— start of RECORD EXCERPTS —
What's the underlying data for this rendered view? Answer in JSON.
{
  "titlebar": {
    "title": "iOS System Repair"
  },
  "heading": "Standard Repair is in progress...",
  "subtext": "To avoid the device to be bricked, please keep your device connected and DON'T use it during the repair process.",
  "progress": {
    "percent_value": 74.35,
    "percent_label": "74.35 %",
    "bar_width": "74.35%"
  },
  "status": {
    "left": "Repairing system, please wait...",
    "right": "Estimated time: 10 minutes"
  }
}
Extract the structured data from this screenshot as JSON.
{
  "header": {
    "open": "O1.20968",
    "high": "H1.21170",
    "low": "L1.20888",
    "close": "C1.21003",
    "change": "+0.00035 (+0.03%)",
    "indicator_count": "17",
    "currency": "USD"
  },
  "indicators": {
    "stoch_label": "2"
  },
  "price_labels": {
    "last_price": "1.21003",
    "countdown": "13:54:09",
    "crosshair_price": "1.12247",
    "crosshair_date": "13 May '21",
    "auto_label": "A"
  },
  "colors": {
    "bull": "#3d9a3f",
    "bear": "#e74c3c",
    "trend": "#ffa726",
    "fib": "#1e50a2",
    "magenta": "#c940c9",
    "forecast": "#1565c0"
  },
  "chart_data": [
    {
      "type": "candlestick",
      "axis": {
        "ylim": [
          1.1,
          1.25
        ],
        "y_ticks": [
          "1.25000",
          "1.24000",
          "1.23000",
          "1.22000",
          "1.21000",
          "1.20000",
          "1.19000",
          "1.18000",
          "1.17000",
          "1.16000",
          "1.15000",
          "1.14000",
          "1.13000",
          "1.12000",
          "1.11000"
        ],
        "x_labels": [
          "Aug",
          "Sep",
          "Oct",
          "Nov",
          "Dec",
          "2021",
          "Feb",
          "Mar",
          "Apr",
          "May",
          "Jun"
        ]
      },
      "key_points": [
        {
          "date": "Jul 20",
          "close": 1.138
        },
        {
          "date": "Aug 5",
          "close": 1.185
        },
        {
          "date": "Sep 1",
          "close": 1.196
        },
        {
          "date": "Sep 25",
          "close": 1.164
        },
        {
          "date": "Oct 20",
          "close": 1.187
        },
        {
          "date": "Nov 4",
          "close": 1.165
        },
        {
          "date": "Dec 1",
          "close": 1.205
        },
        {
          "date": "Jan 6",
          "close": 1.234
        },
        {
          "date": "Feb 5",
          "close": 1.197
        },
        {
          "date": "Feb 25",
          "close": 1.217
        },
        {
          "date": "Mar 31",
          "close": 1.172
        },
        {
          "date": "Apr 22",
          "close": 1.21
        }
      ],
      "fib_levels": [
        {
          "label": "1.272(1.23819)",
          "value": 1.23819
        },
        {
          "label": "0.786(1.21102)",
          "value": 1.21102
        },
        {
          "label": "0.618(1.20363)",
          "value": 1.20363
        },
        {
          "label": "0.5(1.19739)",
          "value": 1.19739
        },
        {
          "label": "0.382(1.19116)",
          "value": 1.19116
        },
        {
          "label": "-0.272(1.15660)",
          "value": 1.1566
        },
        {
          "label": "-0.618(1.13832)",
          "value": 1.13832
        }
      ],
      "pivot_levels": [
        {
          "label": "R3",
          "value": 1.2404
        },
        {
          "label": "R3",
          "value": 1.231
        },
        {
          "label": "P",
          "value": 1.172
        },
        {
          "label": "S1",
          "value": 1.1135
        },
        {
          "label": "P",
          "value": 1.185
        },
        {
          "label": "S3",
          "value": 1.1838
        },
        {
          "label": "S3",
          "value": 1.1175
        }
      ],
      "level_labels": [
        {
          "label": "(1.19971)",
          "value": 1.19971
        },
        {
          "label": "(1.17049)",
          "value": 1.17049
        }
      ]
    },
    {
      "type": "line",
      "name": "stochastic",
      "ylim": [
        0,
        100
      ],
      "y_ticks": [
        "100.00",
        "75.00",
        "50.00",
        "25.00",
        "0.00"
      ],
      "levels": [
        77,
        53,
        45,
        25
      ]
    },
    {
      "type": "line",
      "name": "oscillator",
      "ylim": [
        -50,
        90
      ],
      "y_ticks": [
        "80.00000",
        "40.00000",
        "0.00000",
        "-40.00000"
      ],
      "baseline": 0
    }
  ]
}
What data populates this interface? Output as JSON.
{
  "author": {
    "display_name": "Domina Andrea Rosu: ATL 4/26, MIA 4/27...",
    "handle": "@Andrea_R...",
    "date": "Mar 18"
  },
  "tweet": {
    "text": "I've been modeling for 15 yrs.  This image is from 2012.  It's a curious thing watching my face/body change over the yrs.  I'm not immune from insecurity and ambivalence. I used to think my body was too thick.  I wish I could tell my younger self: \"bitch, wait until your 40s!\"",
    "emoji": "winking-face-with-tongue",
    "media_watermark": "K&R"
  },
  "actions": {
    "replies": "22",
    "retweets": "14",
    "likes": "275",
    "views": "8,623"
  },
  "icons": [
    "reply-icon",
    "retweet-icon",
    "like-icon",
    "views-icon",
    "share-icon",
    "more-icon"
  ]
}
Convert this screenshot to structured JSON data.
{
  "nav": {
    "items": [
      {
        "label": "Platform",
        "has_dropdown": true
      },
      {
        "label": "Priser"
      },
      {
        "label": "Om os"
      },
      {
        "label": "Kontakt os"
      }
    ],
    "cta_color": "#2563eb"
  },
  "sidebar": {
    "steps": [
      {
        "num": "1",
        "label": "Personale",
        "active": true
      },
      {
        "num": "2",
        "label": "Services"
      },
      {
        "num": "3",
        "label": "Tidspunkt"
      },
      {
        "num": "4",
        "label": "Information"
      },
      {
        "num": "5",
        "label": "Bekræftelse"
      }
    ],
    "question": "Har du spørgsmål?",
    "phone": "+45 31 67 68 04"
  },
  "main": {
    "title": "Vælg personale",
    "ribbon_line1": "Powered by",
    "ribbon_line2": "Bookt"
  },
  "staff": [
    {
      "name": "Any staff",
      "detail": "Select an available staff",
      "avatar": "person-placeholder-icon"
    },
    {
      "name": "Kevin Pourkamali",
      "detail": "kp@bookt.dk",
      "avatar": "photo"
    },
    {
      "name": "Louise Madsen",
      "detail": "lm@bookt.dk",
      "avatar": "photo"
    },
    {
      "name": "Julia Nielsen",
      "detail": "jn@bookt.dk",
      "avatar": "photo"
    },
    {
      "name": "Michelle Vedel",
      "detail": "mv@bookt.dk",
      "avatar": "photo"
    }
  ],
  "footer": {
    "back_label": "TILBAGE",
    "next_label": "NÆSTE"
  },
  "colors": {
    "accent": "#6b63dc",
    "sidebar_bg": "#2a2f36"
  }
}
— end of RECORD EXCERPTS —
Print all of the entries again, exactly as written.

What's the underlying data for this rendered view? Answer in JSON.
{
  "titlebar": {
    "title": "iOS System Repair"
  },
  "heading": "Standard Repair is in progress...",
  "subtext": "To avoid the device to be bricked, please keep your device connected and DON'T use it during the repair process.",
  "progress": {
    "percent_value": 74.35,
    "percent_label": "74.35 %",
    "bar_width": "74.35%"
  },
  "status": {
    "left": "Repairing system, please wait...",
    "right": "Estimated time: 10 minutes"
  }
}
Extract the structured data from this screenshot as JSON.
{
  "header": {
    "open": "O1.20968",
    "high": "H1.21170",
    "low": "L1.20888",
    "close": "C1.21003",
    "change": "+0.00035 (+0.03%)",
    "indicator_count": "17",
    "currency": "USD"
  },
  "indicators": {
    "stoch_label": "2"
  },
  "price_labels": {
    "last_price": "1.21003",
    "countdown": "13:54:09",
    "crosshair_price": "1.12247",
    "crosshair_date": "13 May '21",
    "auto_label": "A"
  },
  "colors": {
    "bull": "#3d9a3f",
    "bear": "#e74c3c",
    "trend": "#ffa726",
    "fib": "#1e50a2",
    "magenta": "#c940c9",
    "forecast": "#1565c0"
  },
  "chart_data": [
    {
      "type": "candlestick",
      "axis": {
        "ylim": [
          1.1,
          1.25
        ],
        "y_ticks": [
          "1.25000",
          "1.24000",
          "1.23000",
          "1.22000",
          "1.21000",
          "1.20000",
          "1.19000",
          "1.18000",
          "1.17000",
          "1.16000",
          "1.15000",
          "1.14000",
          "1.13000",
          "1.12000",
          "1.11000"
        ],
        "x_labels": [
          "Aug",
          "Sep",
          "Oct",
          "Nov",
          "Dec",
          "2021",
          "Feb",
          "Mar",
          "Apr",
          "May",
          "Jun"
        ]
      },
      "key_points": [
        {
          "date": "Jul 20",
          "close": 1.138
        },
        {
          "date": "Aug 5",
          "close": 1.185
        },
        {
          "date": "Sep 1",
          "close": 1.196
        },
        {
          "date": "Sep 25",
          "close": 1.164
        },
        {
          "date": "Oct 20",
          "close": 1.187
        },
        {
          "date": "Nov 4",
          "close": 1.165
        },
        {
          "date": "Dec 1",
          "close": 1.205
        },
        {
          "date": "Jan 6",
          "close": 1.234
        },
        {
          "date": "Feb 5",
          "close": 1.197
        },
        {
          "date": "Feb 25",
          "close": 1.217
        },
        {
          "date": "Mar 31",
          "close": 1.172
        },
        {
          "date": "Apr 22",
          "close": 1.21
        }
      ],
      "fib_levels": [
        {
          "label": "1.272(1.23819)",
          "value": 1.23819
        },
        {
          "label": "0.786(1.21102)",
          "value": 1.21102
        },
        {
          "label": "0.618(1.20363)",
          "value": 1.20363
        },
        {
          "label": "0.5(1.19739)",
          "value": 1.19739
        },
        {
          "label": "0.382(1.19116)",
          "value": 1.19116
        },
        {
          "label": "-0.272(1.15660)",
          "value": 1.1566
        },
        {
          "label": "-0.618(1.13832)",
          "value": 1.13832
        }
      ],
      "pivot_levels": [
        {
          "label": "R3",
          "value": 1.2404
        },
        {
          "label": "R3",
          "value": 1.231
        },
        {
          "label": "P",
          "value": 1.172
        },
        {
          "label": "S1",
          "value": 1.1135
        },
        {
          "label": "P",
          "value": 1.185
        },
        {
          "label": "S3",
          "value": 1.1838
        },
        {
          "label": "S3",
          "value": 1.1175
        }
      ],
      "level_labels": [
        {
          "label": "(1.19971)",
          "value": 1.19971
        },
        {
          "label": "(1.17049)",
          "value": 1.17049
        }
      ]
    },
    {
      "type": "line",
      "name": "stochastic",
      "ylim": [
        0,
        100
      ],
      "y_ticks": [
        "100.00",
        "75.00",
        "50.00",
        "25.00",
        "0.00"
      ],
      "levels": [
        77,
        53,
        45,
        25
      ]
    },
    {
      "type": "line",
      "name": "oscillator",
      "ylim": [
        -50,
        90
      ],
      "y_ticks": [
        "80.00000",
        "40.00000",
        "0.00000",
        "-40.00000"
      ],
      "baseline": 0
    }
  ]
}
What data populates this interface? Output as JSON.
{
  "author": {
    "display_name": "Domina Andrea Rosu: ATL 4/26, MIA 4/27...",
    "handle": "@Andrea_R...",
    "date": "Mar 18"
  },
  "tweet": {
    "text": "I've been modeling for 15 yrs.  This image is from 2012.  It's a curious thing watching my face/body change over the yrs.  I'm not immune from insecurity and ambivalence. I used to think my body was too thick.  I wish I could tell my younger self: \"bitch, wait until your 40s!\"",
    "emoji": "winking-face-with-tongue",
    "media_watermark": "K&R"
  },
  "actions": {
    "replies": "22",
    "retweets": "14",
    "likes": "275",
    "views": "8,623"
  },
  "icons": [
    "reply-icon",
    "retweet-icon",
    "like-icon",
    "views-icon",
    "share-icon",
    "more-icon"
  ]
}
Convert this screenshot to structured JSON data.
{
  "nav": {
    "items": [
      {
        "label": "Platform",
        "has_dropdown": true
      },
      {
        "label": "Priser"
      },
      {
        "label": "Om os"
      },
      {
        "label": "Kontakt os"
      }
    ],
    "cta_color": "#2563eb"
  },
  "sidebar": {
    "steps": [
      {
        "num": "1",
        "label": "Personale",
        "active": true
      },
      {
        "num": "2",
        "label": "Services"
      },
      {
        "num": "3",
        "label": "Tidspunkt"
      },
      {
        "num": "4",
        "label": "Information"
      },
      {
        "num": "5",
        "label": "Bekræftelse"
      }
    ],
    "question": "Har du spørgsmål?",
    "phone": "+45 31 67 68 04"
  },
  "main": {
    "title": "Vælg personale",
    "ribbon_line1": "Powered by",
    "ribbon_line2": "Bookt"
  },
  "staff": [
    {
      "name": "Any staff",
      "detail": "Select an available staff",
      "avatar": "person-placeholder-icon"
    },
    {
      "name": "Kevin Pourkamali",
      "detail": "kp@bookt.dk",
      "avatar": "photo"
    },
    {
      "name": "Louise Madsen",
      "detail": "lm@bookt.dk",
      "avatar": "photo"
    },
    {
      "name": "Julia Nielsen",
      "detail": "jn@bookt.dk",
      "avatar": "photo"
    },
    {
      "name": "Michelle Vedel",
      "detail": "mv@bookt.dk",
      "avatar": "photo"
    }
  ],
  "footer": {
    "back_label": "TILBAGE",
    "next_label": "NÆSTE"
  },
  "colors": {
    "accent": "#6b63dc",
    "sidebar_bg": "#2a2f36"
  }
}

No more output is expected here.